**Your task**
Pull out every line of the listing below where "JSON" appears.

________________________________________

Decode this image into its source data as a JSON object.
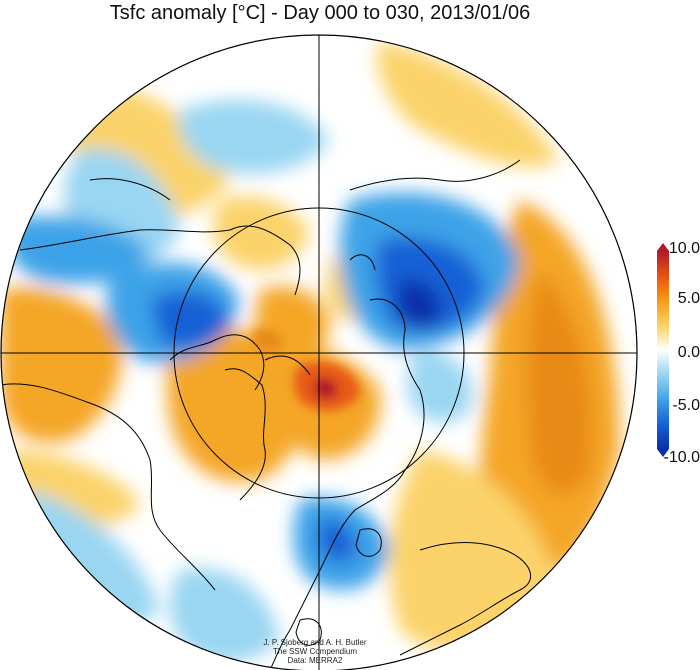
{
  "title": "Tsfc anomaly [°C] - Day 000 to 030, 2013/01/06",
  "colorbar": {
    "ticks": [
      "10.0",
      "5.0",
      "0.0",
      "-5.0",
      "-10.0"
    ],
    "colors": [
      "#b2182b",
      "#e8500e",
      "#f69a16",
      "#fbd36a",
      "#ffffff",
      "#9ad6f2",
      "#3ea3e8",
      "#1460d6",
      "#0a2fa8"
    ]
  },
  "credit": {
    "line1": "J. P. Sjoberg and A. H. Butler",
    "line2": "The SSW Compendium",
    "line3": "Data: MERRA2"
  },
  "palette": {
    "ocean_bg": "#ffffff",
    "warm_weak": "#fbd36a",
    "warm": "#f4a625",
    "warm_strong": "#e85a14",
    "hot": "#b2182b",
    "cold_weak": "#9ad6f2",
    "cold": "#3ea3e8",
    "cold_strong": "#1460d6",
    "coast": "#000000"
  }
}
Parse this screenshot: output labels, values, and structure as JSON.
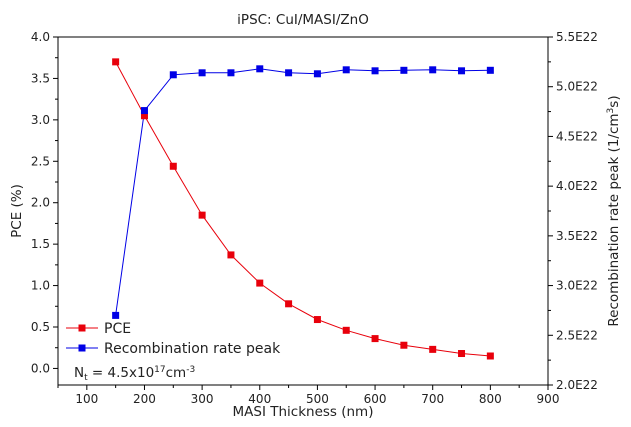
{
  "chart_data": {
    "type": "line",
    "title": "iPSC: CuI/MASI/ZnO",
    "xlabel": "MASI Thickness (nm)",
    "ylabel": "PCE (%)",
    "y2label": "Recombination rate peak (1/cm³s)",
    "y2label_parts": {
      "main": "Recombination rate peak (1/cm",
      "sup": "3",
      "tail": "s)"
    },
    "xlim": [
      50,
      900
    ],
    "ylim": [
      -0.2,
      4.0
    ],
    "y2lim": [
      2e+22,
      5.5e+22
    ],
    "xticks": [
      "100",
      "200",
      "300",
      "400",
      "500",
      "600",
      "700",
      "800",
      "900"
    ],
    "yticks": [
      "0.0",
      "0.5",
      "1.0",
      "1.5",
      "2.0",
      "2.5",
      "3.0",
      "3.5",
      "4.0"
    ],
    "y2ticks": [
      "2.0E22",
      "2.5E22",
      "3.0E22",
      "3.5E22",
      "4.0E22",
      "4.5E22",
      "5.0E22",
      "5.5E22"
    ],
    "x": [
      150,
      200,
      250,
      300,
      350,
      400,
      450,
      500,
      550,
      600,
      650,
      700,
      750,
      800
    ],
    "series": [
      {
        "name": "PCE",
        "axis": "left",
        "color": "#e8000b",
        "values": [
          3.7,
          3.05,
          2.44,
          1.85,
          1.37,
          1.03,
          0.78,
          0.59,
          0.46,
          0.36,
          0.28,
          0.23,
          0.18,
          0.15
        ]
      },
      {
        "name": "Recombination rate peak",
        "axis": "right",
        "color": "#0000e6",
        "values": [
          2.7e+22,
          4.76e+22,
          5.12e+22,
          5.14e+22,
          5.14e+22,
          5.18e+22,
          5.14e+22,
          5.13e+22,
          5.17e+22,
          5.16e+22,
          5.165e+22,
          5.17e+22,
          5.16e+22,
          5.165e+22
        ]
      }
    ],
    "annotation": {
      "prefix": "N",
      "sub": "t",
      "mid": " = 4.5x10",
      "sup": "17",
      "tail": "cm",
      "sup2": "-3"
    },
    "legend_position": "bottom-left",
    "grid": false
  }
}
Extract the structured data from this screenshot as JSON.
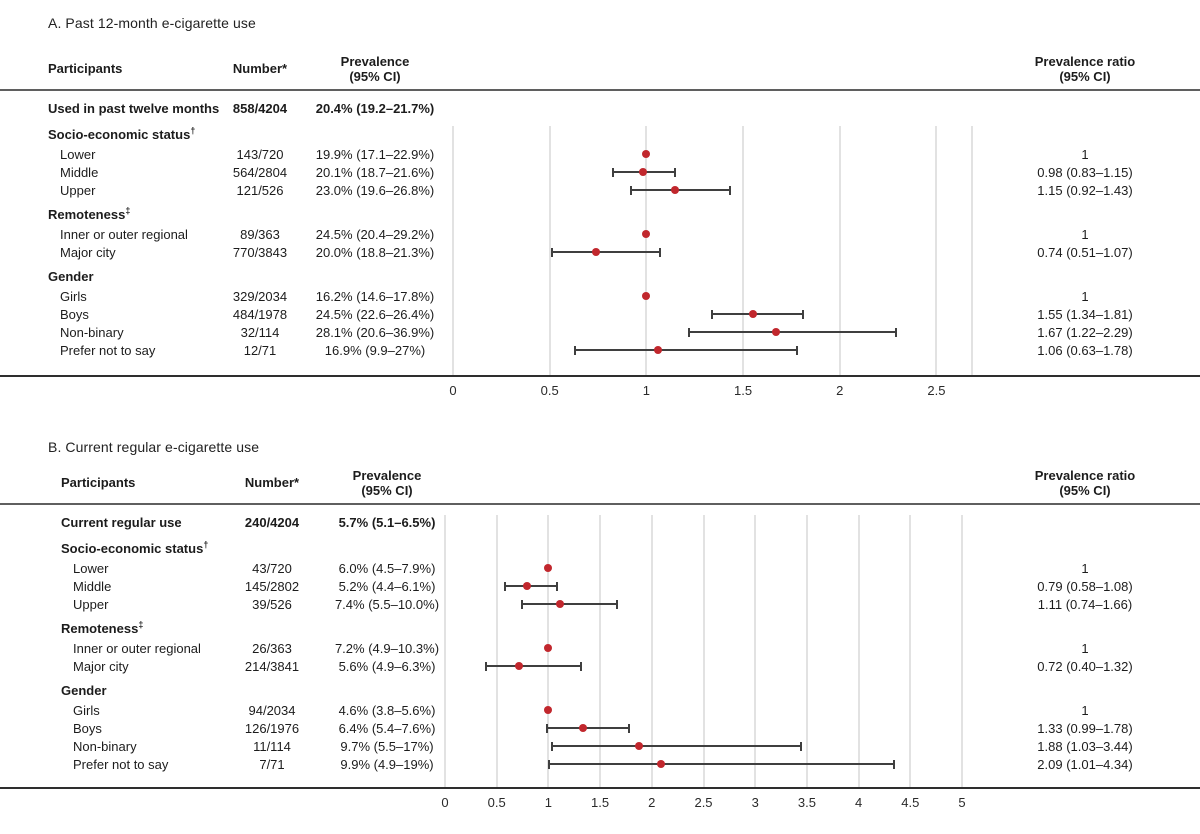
{
  "figure": {
    "colors": {
      "point_red": "#c1272d",
      "ci_whisker": "#3f3f3f",
      "gridline": "#c4c4c4",
      "text": "#1c1c1c"
    }
  },
  "chart_data": [
    {
      "panel": "A",
      "type": "scatter",
      "title": "A. Past 12-month e-cigarette use",
      "headers": {
        "participants": "Participants",
        "number": "Number*",
        "prevalence": [
          "Prevalence",
          "(95% CI)"
        ],
        "ratio": [
          "Prevalence ratio",
          "(95% CI)"
        ]
      },
      "axis": {
        "label": "prevalence ratio",
        "min": 0,
        "max": 2.684,
        "tick_values": [
          0,
          0.5,
          1,
          1.5,
          2,
          2.5
        ],
        "tick_labels": [
          "0",
          "0.5",
          "1",
          "1.5",
          "2",
          "2.5"
        ],
        "grid": true,
        "edge_line": true
      },
      "rows": [
        {
          "type": "overall",
          "label": "Used in past twelve months",
          "number": "858/4204",
          "prevalence": "20.4% (19.2–21.7%)"
        },
        {
          "type": "group",
          "label": "Socio-economic status",
          "sup": "†"
        },
        {
          "type": "item",
          "label": "Lower",
          "number": "143/720",
          "prevalence": "19.9% (17.1–22.9%)",
          "ratio_text": "1",
          "est": 1
        },
        {
          "type": "item",
          "label": "Middle",
          "number": "564/2804",
          "prevalence": "20.1% (18.7–21.6%)",
          "ratio_text": "0.98 (0.83–1.15)",
          "est": 0.98,
          "lo": 0.83,
          "hi": 1.15
        },
        {
          "type": "item",
          "label": "Upper",
          "number": "121/526",
          "prevalence": "23.0% (19.6–26.8%)",
          "ratio_text": "1.15 (0.92–1.43)",
          "est": 1.15,
          "lo": 0.92,
          "hi": 1.43
        },
        {
          "type": "group",
          "label": "Remoteness",
          "sup": "‡"
        },
        {
          "type": "item",
          "label": "Inner or outer regional",
          "number": "89/363",
          "prevalence": "24.5% (20.4–29.2%)",
          "ratio_text": "1",
          "est": 1
        },
        {
          "type": "item",
          "label": "Major city",
          "number": "770/3843",
          "prevalence": "20.0% (18.8–21.3%)",
          "ratio_text": "0.74 (0.51–1.07)",
          "est": 0.74,
          "lo": 0.51,
          "hi": 1.07
        },
        {
          "type": "group",
          "label": "Gender"
        },
        {
          "type": "item",
          "label": "Girls",
          "number": "329/2034",
          "prevalence": "16.2% (14.6–17.8%)",
          "ratio_text": "1",
          "est": 1
        },
        {
          "type": "item",
          "label": "Boys",
          "number": "484/1978",
          "prevalence": "24.5% (22.6–26.4%)",
          "ratio_text": "1.55 (1.34–1.81)",
          "est": 1.55,
          "lo": 1.34,
          "hi": 1.81
        },
        {
          "type": "item",
          "label": "Non-binary",
          "number": "32/114",
          "prevalence": "28.1% (20.6–36.9%)",
          "ratio_text": "1.67 (1.22–2.29)",
          "est": 1.67,
          "lo": 1.22,
          "hi": 2.29
        },
        {
          "type": "item",
          "label": "Prefer not to say",
          "number": "12/71",
          "prevalence": "16.9% (9.9–27%)",
          "ratio_text": "1.06 (0.63–1.78)",
          "est": 1.06,
          "lo": 0.63,
          "hi": 1.78
        }
      ]
    },
    {
      "panel": "B",
      "type": "scatter",
      "title": "B. Current regular e-cigarette use",
      "headers": {
        "participants": "Participants",
        "number": "Number*",
        "prevalence": [
          "Prevalence",
          "(95% CI)"
        ],
        "ratio": [
          "Prevalence ratio",
          "(95% CI)"
        ]
      },
      "axis": {
        "label": "prevalence ratio",
        "min": 0,
        "max": 5,
        "tick_values": [
          0,
          0.5,
          1,
          1.5,
          2,
          2.5,
          3,
          3.5,
          4,
          4.5,
          5
        ],
        "tick_labels": [
          "0",
          "0.5",
          "1",
          "1.5",
          "2",
          "2.5",
          "3",
          "3.5",
          "4",
          "4.5",
          "5"
        ],
        "grid": true,
        "edge_line": false
      },
      "rows": [
        {
          "type": "overall",
          "label": "Current regular use",
          "number": "240/4204",
          "prevalence": "5.7% (5.1–6.5%)"
        },
        {
          "type": "group",
          "label": "Socio-economic status",
          "sup": "†"
        },
        {
          "type": "item",
          "label": "Lower",
          "number": "43/720",
          "prevalence": "6.0% (4.5–7.9%)",
          "ratio_text": "1",
          "est": 1
        },
        {
          "type": "item",
          "label": "Middle",
          "number": "145/2802",
          "prevalence": "5.2% (4.4–6.1%)",
          "ratio_text": "0.79 (0.58–1.08)",
          "est": 0.79,
          "lo": 0.58,
          "hi": 1.08
        },
        {
          "type": "item",
          "label": "Upper",
          "number": "39/526",
          "prevalence": "7.4% (5.5–10.0%)",
          "ratio_text": "1.11 (0.74–1.66)",
          "est": 1.11,
          "lo": 0.74,
          "hi": 1.66
        },
        {
          "type": "group",
          "label": "Remoteness",
          "sup": "‡"
        },
        {
          "type": "item",
          "label": "Inner or outer regional",
          "number": "26/363",
          "prevalence": "7.2% (4.9–10.3%)",
          "ratio_text": "1",
          "est": 1
        },
        {
          "type": "item",
          "label": "Major city",
          "number": "214/3841",
          "prevalence": "5.6% (4.9–6.3%)",
          "ratio_text": "0.72 (0.40–1.32)",
          "est": 0.72,
          "lo": 0.4,
          "hi": 1.32
        },
        {
          "type": "group",
          "label": "Gender"
        },
        {
          "type": "item",
          "label": "Girls",
          "number": "94/2034",
          "prevalence": "4.6% (3.8–5.6%)",
          "ratio_text": "1",
          "est": 1
        },
        {
          "type": "item",
          "label": "Boys",
          "number": "126/1976",
          "prevalence": "6.4% (5.4–7.6%)",
          "ratio_text": "1.33 (0.99–1.78)",
          "est": 1.33,
          "lo": 0.99,
          "hi": 1.78
        },
        {
          "type": "item",
          "label": "Non-binary",
          "number": "11/114",
          "prevalence": "9.7% (5.5–17%)",
          "ratio_text": "1.88 (1.03–3.44)",
          "est": 1.88,
          "lo": 1.03,
          "hi": 3.44
        },
        {
          "type": "item",
          "label": "Prefer not to say",
          "number": "7/71",
          "prevalence": "9.9% (4.9–19%)",
          "ratio_text": "2.09 (1.01–4.34)",
          "est": 2.09,
          "lo": 1.01,
          "hi": 4.34
        }
      ]
    }
  ]
}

________________________________________

**Expected output**
Decode this image into its source data as a JSON object.
Parse this screenshot: output labels, values, and structure as JSON.
Extract the structured data from this screenshot as JSON.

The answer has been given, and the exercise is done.